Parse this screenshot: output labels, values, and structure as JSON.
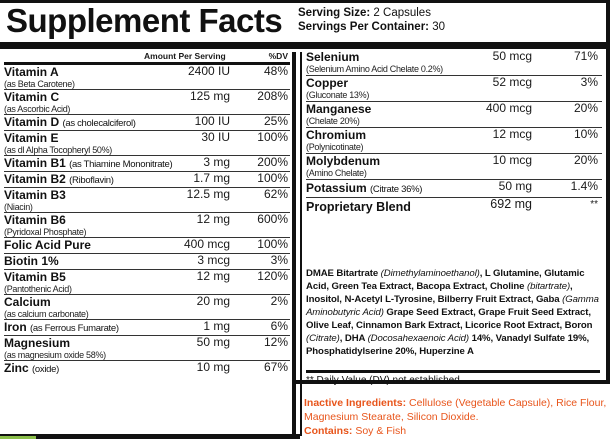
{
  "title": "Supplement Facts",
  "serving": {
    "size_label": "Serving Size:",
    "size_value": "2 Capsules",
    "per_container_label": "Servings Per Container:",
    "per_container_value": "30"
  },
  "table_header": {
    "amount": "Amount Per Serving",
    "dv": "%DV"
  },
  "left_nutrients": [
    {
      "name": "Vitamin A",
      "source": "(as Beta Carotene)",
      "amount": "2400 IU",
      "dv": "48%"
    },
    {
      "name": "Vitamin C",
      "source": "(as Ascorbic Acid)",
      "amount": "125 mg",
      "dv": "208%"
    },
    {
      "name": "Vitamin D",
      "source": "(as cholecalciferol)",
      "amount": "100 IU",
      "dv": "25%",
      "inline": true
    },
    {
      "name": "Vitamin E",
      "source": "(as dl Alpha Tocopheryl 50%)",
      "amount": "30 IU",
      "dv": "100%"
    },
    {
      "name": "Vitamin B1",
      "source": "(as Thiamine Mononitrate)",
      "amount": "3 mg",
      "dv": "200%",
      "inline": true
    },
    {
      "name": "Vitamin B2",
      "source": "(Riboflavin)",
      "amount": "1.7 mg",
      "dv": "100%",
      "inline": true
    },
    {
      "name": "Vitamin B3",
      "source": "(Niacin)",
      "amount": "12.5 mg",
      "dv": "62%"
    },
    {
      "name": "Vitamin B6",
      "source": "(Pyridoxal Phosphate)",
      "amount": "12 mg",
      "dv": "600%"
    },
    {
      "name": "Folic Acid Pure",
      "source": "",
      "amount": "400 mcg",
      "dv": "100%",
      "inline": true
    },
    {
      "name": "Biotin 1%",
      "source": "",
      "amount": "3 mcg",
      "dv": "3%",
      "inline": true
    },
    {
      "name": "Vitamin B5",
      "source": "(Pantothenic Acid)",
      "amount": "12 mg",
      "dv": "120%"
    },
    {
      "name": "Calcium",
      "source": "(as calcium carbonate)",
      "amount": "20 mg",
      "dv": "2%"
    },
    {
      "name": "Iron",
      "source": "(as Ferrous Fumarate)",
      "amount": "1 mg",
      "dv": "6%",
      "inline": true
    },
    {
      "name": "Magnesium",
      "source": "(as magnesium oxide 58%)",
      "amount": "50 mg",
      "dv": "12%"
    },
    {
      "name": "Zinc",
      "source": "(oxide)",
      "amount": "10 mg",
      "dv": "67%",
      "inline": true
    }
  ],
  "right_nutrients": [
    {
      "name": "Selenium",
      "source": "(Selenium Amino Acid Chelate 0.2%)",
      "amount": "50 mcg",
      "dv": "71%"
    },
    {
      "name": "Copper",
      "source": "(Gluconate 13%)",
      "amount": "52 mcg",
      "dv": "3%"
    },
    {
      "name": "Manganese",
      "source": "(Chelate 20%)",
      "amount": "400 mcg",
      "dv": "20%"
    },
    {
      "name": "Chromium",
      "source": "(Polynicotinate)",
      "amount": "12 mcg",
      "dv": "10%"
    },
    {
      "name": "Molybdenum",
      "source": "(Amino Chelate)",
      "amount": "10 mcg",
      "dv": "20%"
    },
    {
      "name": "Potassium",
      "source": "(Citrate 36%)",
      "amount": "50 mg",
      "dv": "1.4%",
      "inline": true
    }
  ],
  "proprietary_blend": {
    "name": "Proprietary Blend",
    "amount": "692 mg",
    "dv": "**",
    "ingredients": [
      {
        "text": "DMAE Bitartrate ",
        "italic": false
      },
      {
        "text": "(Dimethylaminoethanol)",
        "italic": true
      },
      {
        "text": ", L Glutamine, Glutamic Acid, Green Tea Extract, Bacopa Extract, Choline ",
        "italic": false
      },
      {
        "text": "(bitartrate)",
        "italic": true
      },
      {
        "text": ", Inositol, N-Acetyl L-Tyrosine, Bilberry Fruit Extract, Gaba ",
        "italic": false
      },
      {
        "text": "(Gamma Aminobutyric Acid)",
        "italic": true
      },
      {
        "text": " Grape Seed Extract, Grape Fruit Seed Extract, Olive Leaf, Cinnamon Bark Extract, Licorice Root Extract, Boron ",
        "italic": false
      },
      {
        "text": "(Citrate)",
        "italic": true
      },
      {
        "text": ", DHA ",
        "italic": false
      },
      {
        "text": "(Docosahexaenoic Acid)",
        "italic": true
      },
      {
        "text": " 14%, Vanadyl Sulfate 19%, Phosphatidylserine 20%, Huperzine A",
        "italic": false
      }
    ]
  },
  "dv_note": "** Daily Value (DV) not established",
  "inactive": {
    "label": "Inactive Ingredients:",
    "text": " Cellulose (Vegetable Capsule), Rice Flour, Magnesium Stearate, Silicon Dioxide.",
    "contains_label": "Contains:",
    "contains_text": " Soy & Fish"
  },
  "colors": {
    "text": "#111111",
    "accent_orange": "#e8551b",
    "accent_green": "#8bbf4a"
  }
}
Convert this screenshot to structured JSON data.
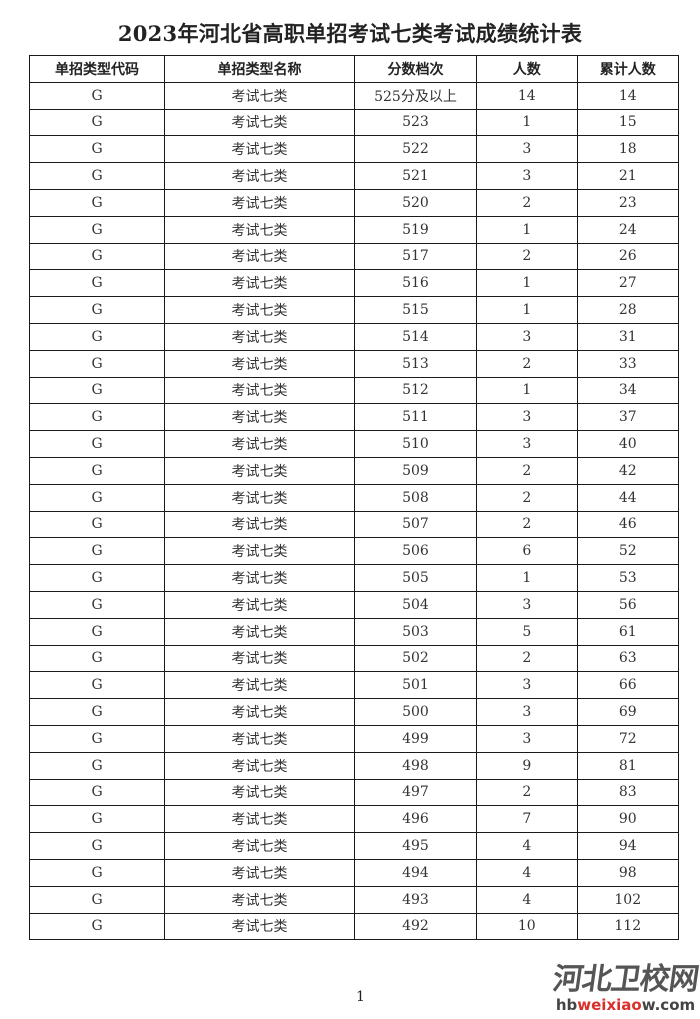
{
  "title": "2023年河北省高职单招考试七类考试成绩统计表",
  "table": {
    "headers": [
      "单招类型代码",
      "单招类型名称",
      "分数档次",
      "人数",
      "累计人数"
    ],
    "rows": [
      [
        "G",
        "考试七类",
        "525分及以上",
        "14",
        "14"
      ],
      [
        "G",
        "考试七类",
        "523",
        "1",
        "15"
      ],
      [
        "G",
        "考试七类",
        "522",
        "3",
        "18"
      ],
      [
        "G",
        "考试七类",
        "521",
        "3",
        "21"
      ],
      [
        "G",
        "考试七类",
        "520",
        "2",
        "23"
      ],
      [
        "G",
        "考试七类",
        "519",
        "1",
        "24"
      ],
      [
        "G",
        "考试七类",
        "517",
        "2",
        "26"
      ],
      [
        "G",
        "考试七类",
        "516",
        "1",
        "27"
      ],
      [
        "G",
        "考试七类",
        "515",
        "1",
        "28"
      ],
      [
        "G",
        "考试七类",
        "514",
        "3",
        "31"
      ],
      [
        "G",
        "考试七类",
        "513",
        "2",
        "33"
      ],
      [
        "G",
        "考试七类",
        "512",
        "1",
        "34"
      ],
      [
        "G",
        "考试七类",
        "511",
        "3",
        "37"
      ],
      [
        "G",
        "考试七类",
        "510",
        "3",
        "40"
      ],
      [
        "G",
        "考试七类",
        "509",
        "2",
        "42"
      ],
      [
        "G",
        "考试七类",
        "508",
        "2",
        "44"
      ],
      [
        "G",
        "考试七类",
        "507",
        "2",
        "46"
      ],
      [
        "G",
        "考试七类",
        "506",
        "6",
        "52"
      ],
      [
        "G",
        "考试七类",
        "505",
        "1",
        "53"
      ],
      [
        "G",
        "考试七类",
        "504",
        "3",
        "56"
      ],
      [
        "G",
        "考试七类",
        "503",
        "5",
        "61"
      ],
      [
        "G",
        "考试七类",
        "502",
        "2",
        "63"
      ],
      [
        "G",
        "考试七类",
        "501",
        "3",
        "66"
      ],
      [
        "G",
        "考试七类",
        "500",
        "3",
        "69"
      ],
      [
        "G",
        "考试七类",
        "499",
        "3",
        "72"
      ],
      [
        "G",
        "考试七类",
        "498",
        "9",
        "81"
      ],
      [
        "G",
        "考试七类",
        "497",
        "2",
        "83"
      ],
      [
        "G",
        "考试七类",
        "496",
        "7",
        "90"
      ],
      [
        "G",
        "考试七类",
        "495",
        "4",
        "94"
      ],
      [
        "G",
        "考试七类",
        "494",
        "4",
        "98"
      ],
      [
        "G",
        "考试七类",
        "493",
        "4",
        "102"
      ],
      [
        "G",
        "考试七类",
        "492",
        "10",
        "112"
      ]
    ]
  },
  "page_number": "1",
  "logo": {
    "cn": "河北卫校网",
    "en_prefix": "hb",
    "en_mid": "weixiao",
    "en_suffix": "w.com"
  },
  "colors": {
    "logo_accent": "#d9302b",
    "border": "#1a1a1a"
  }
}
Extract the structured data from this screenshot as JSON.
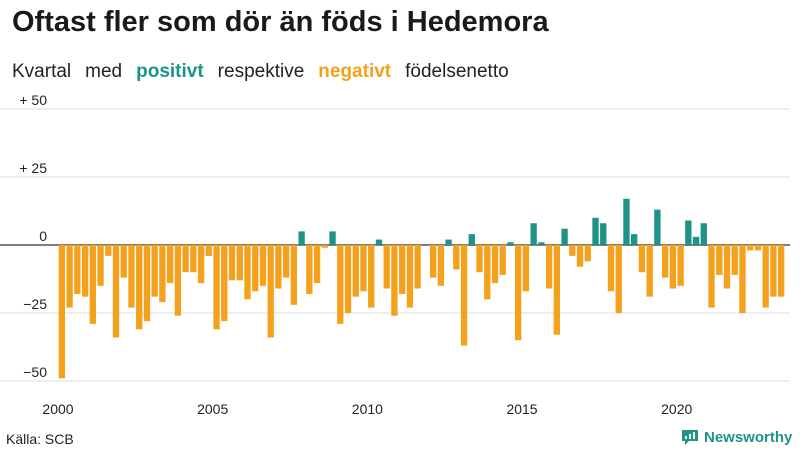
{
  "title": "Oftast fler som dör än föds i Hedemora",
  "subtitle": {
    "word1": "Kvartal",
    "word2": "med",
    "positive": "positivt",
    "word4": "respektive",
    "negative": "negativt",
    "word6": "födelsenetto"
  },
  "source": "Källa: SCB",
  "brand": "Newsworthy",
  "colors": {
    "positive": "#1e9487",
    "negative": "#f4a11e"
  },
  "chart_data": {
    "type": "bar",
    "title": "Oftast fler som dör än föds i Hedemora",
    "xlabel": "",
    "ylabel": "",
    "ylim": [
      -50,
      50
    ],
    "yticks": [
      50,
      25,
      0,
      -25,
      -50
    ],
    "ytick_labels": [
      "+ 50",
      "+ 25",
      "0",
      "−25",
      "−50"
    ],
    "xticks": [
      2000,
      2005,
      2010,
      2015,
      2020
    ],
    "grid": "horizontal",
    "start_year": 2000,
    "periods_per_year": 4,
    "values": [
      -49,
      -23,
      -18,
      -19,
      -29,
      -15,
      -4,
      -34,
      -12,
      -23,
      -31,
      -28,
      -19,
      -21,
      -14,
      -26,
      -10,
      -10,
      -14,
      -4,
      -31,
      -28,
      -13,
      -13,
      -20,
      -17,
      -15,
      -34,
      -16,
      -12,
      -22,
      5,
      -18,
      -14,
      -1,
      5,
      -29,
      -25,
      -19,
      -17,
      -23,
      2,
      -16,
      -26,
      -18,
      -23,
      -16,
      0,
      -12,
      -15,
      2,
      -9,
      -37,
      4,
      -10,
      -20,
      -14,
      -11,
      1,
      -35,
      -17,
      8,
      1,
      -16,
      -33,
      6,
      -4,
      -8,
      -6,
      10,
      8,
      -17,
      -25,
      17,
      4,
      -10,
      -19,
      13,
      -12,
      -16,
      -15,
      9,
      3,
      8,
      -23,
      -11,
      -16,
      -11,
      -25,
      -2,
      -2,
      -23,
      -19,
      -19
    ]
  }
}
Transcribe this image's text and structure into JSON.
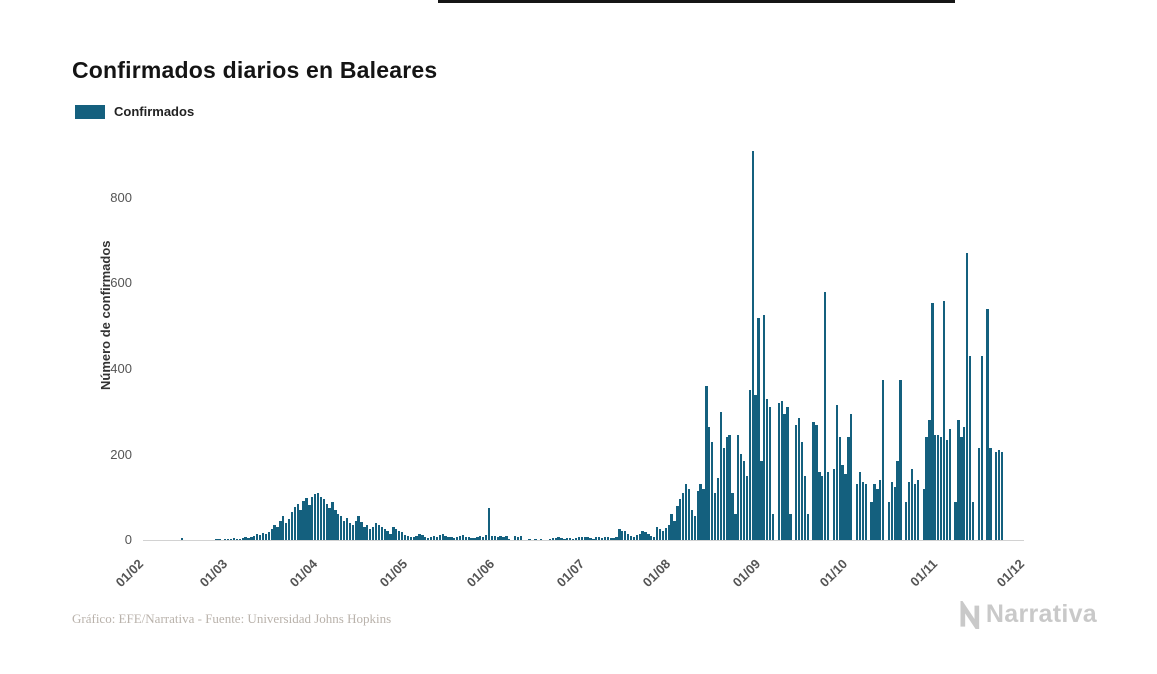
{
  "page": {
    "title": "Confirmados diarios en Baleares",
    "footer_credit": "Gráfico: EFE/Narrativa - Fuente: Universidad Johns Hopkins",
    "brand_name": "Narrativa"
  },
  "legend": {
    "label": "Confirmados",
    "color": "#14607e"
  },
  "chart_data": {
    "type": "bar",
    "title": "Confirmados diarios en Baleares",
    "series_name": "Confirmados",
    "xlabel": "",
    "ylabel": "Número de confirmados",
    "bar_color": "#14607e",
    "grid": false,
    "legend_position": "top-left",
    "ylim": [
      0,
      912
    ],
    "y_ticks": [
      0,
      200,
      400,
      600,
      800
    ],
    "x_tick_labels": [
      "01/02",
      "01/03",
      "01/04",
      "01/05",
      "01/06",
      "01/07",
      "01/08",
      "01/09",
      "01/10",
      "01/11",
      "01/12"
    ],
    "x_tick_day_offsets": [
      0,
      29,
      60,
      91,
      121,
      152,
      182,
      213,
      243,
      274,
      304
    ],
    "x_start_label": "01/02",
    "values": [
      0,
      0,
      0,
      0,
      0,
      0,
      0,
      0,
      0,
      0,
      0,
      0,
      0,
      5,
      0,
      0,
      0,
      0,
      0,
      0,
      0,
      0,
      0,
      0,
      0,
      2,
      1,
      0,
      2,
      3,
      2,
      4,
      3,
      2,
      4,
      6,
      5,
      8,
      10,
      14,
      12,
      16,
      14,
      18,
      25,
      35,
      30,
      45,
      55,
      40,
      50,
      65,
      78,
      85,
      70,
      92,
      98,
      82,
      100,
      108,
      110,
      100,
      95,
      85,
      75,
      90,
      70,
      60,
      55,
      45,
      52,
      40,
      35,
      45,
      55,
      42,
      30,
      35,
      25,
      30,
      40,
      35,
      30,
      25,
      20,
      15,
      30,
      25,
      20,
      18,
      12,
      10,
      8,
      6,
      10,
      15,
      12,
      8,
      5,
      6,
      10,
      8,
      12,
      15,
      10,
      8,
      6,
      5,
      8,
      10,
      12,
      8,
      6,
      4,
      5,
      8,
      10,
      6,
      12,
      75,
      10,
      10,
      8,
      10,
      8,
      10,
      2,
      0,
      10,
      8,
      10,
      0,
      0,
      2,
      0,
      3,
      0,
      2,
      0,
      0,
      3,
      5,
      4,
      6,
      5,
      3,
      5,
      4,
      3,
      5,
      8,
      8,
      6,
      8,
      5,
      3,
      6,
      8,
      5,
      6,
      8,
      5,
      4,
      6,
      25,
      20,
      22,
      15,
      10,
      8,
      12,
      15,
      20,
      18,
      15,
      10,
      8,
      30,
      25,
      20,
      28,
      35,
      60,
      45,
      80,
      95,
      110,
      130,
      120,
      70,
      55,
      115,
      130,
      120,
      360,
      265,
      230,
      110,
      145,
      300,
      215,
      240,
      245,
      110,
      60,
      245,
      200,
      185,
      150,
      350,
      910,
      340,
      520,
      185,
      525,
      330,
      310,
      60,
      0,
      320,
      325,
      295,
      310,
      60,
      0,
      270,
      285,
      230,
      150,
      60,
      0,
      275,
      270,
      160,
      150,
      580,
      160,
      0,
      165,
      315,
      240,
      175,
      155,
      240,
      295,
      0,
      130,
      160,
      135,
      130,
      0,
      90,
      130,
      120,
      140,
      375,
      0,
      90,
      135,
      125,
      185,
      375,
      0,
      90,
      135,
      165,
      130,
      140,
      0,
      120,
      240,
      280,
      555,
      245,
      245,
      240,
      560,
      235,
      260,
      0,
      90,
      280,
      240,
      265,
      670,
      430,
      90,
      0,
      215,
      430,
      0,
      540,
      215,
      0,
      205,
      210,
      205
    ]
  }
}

=======

Aim of the task:
Out of the material above, select every line that holds the string "Acid".

Task solution:
      "source": "(as Ascorbic Acid)",
      "name": "Folic Acid Pure",
      "source": "(Pantothenic Acid)",
      "source": "(Selenium Amino Acid Chelate 0.2%)",
        "text": ", L Glutamine, Glutamic Acid, Green Tea Extract, Bacopa Extract, Choline ",
        "text": "(Gamma Aminobutyric Acid)",
        "text": "(Docosahexaenoic Acid)",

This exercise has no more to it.